| Material supplied |
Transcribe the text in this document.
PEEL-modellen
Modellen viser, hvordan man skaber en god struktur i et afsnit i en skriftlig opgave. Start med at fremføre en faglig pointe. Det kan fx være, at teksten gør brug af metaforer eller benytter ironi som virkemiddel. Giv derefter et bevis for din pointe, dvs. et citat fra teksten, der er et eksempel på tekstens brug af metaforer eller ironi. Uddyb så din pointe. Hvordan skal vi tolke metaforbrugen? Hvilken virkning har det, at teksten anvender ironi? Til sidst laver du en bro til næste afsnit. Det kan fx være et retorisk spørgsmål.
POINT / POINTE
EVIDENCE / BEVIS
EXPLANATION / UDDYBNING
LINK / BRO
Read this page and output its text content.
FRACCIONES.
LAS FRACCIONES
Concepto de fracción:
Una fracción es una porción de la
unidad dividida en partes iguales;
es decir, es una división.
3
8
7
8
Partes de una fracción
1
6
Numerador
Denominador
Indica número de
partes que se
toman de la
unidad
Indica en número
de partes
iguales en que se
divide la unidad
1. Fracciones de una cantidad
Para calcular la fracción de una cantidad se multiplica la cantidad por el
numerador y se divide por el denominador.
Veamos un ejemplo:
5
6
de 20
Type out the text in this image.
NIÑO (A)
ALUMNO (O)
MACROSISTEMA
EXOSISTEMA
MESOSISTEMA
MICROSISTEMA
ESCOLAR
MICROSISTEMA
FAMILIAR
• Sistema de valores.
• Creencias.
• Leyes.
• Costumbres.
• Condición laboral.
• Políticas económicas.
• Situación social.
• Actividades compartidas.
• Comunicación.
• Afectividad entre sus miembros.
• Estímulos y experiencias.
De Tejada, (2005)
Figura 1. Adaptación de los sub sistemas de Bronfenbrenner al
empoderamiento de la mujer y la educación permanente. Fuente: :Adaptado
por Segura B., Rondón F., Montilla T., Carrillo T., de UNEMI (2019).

| Work to complete |
Output all preceding records character for character.

| Answer to the problem |
Transcribe the text in this document.
PEEL-modellen
Modellen viser, hvordan man skaber en god struktur i et afsnit i en skriftlig opgave. Start med at fremføre en faglig pointe. Det kan fx være, at teksten gør brug af metaforer eller benytter ironi som virkemiddel. Giv derefter et bevis for din pointe, dvs. et citat fra teksten, der er et eksempel på tekstens brug af metaforer eller ironi. Uddyb så din pointe. Hvordan skal vi tolke metaforbrugen? Hvilken virkning har det, at teksten anvender ironi? Til sidst laver du en bro til næste afsnit. Det kan fx være et retorisk spørgsmål.
POINT / POINTE
EVIDENCE / BEVIS
EXPLANATION / UDDYBNING
LINK / BRO
Read this page and output its text content.
FRACCIONES.
LAS FRACCIONES
Concepto de fracción:
Una fracción es una porción de la
unidad dividida en partes iguales;
es decir, es una división.
3
8
7
8
Partes de una fracción
1
6
Numerador
Denominador
Indica número de
partes que se
toman de la
unidad
Indica en número
de partes
iguales en que se
divide la unidad
1. Fracciones de una cantidad
Para calcular la fracción de una cantidad se multiplica la cantidad por el
numerador y se divide por el denominador.
Veamos un ejemplo:
5
6
de 20
Type out the text in this image.
NIÑO (A)
ALUMNO (O)
MACROSISTEMA
EXOSISTEMA
MESOSISTEMA
MICROSISTEMA
ESCOLAR
MICROSISTEMA
FAMILIAR
• Sistema de valores.
• Creencias.
• Leyes.
• Costumbres.
• Condición laboral.
• Políticas económicas.
• Situación social.
• Actividades compartidas.
• Comunicación.
• Afectividad entre sus miembros.
• Estímulos y experiencias.
De Tejada, (2005)
Figura 1. Adaptación de los sub sistemas de Bronfenbrenner al
empoderamiento de la mujer y la educación permanente. Fuente: :Adaptado
por Segura B., Rondón F., Montilla T., Carrillo T., de UNEMI (2019).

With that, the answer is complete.